── Selected extract

Royal Bank of Canada v. A-1 Asphalt Maintenance Ltd.
COURT FILE NO.: CV-14-10784-00CL
DATE: 20180131
SUPERIOR COURT OF JUSTICE – ONTARIO
(Commercial List)
RE: ROYAL BANK OF CANADA, Applicant
AND:
A-1 ASPHALT MAINTENANCE LTD., Respondent
Application under subsection 47.1 of the Bankruptcy and Insolvency Act, R.S.C. 1985, c. B-3, as amended, and section 101 of the Courts of Justice Act, R.S.O. 1990, c. C.43, as amended
BEFORE: Conway J.
COUNSEL: Raymond M. Slattery, for BDO Canada Limited Sam Babe, for Royal Bank of Canada Matthew Lerner and Patrick Healy, for The Guarantee Company of North America Daniel Resnick and Jeffrey Long, for IUOE 793 and LIUNA 837 Josh Hunter, for the Attorney General of Ontario (intervener) Paul Cavalluzzo, for LIUNA Local 183
HEARD: January 30 and 31, 2018
REASONS FOR DECISION
(Handwritten endorsement delivered in court)
[1] This is a priority dispute between the creditors/employees of A-1 Asphalt Maintenance Ltd. ("A-1"), which filed an NOI and was ultimately deemed bankrupt in late 2014.
[2] The essential facts are these:
A-1 was an Ontario private company engaged, inter alia, in the paving business.
It filed an NOI in November 2014. KPMG was proposal trustee. It was then appointed as interim receiver and later as full receiver pursuant to orders of Justice Newbould in December 2014. Those orders required the Receiver to establish 2 accounts, a Paving Projects Account and a general post-receivership account. Receipts from A-1's primary 4 paving projects with the City of Hamilton and the Town of Halton Hills were to be deposited into the former, along with receipts from all other paving projects. The Newbould J. orders were, in my view, completely neutral – they did not create any rights nor did they take away any rights, as explicitly stated in the orders.
The Receiver received monies from the City of Hamilton and the Town of Halton Hills and deposited them in the Paving Projects Account.
A-1 never filed a proposal and was deemed bankrupt.

────
── Extracted data

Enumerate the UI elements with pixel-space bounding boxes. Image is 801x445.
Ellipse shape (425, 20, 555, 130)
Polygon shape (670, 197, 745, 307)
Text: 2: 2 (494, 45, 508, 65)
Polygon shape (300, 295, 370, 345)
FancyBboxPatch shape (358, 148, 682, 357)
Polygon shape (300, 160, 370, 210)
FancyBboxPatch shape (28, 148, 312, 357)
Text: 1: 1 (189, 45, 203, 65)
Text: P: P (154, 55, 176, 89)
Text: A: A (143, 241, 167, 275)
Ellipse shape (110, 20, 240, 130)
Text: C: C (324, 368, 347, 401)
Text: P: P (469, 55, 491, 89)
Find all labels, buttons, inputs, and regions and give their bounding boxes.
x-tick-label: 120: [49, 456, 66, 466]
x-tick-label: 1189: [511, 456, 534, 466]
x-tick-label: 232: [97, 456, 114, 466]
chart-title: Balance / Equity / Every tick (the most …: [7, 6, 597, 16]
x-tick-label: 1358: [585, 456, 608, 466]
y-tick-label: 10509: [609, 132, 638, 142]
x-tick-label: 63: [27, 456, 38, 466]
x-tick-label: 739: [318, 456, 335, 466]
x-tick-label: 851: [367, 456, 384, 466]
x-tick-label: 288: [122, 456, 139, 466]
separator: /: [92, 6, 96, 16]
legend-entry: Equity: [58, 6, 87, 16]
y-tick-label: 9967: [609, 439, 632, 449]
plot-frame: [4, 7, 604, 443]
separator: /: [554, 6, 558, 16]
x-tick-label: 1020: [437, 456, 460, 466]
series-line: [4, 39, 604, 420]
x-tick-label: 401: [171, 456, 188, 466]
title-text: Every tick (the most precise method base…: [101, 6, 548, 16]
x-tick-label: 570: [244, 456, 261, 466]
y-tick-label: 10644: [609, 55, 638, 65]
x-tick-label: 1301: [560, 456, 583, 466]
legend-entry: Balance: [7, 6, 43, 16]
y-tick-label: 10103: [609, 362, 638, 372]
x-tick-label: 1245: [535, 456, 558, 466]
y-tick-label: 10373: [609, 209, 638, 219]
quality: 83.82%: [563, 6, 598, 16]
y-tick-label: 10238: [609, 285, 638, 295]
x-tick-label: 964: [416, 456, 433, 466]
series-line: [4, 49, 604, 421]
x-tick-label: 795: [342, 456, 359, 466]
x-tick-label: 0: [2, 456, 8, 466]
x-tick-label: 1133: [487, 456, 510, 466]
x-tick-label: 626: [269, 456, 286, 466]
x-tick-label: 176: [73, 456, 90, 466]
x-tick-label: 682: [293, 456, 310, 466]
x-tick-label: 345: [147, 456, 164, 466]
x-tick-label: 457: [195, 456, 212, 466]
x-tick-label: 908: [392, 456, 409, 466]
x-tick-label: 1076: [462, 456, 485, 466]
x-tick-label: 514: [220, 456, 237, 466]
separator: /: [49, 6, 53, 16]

────

__Short exercise A__.
Can you condense the paragraph of the court decision that begins "It filed an NOI in November 2014" into a shorter version that keeps its main facts?
__Short exercise B__.
Will you output the part of the court decision starting with "RE: ROYAL BANK" and going on through "delivered in court)", copied word for word?

__Worked answer A__.
A-1 filed an NOI in November 2014, with KPMG as proposal trustee. In December 2014, orders of Justice Newbould appointed KPMG interim receiver and then full receiver. The orders required two accounts. One was a Paving Projects Account for receipts from A-1's four primary paving projects with the City of Hamilton and the Town of Halton Hills, and from all other paving projects. The other was a general post-receivership account. In Conway J.'s view, the orders were completely neutral, neither creating nor taking away any rights.

__Worked answer B__.
RE: ROYAL BANK OF CANADA, Applicant
AND:
A-1 ASPHALT MAINTENANCE LTD., Respondent
Application under subsection 47.1 of the Bankruptcy and Insolvency Act, R.S.C. 1985, c. B-3, as amended, and section 101 of the Courts of Justice Act, R.S.O. 1990, c. C.43, as amended
BEFORE: Conway J.
COUNSEL: Raymond M. Slattery, for BDO Canada Limited Sam Babe, for Royal Bank of Canada Matthew Lerner and Patrick Healy, for The Guarantee Company of North America Daniel Resnick and Jeffrey Long, for IUOE 793 and LIUNA 837 Josh Hunter, for the Attorney General of Ontario (intervener) Paul Cavalluzzo, for LIUNA Local 183
HEARD: January 30 and 31, 2018
REASONS FOR DECISION
(Handwritten endorsement delivered in court)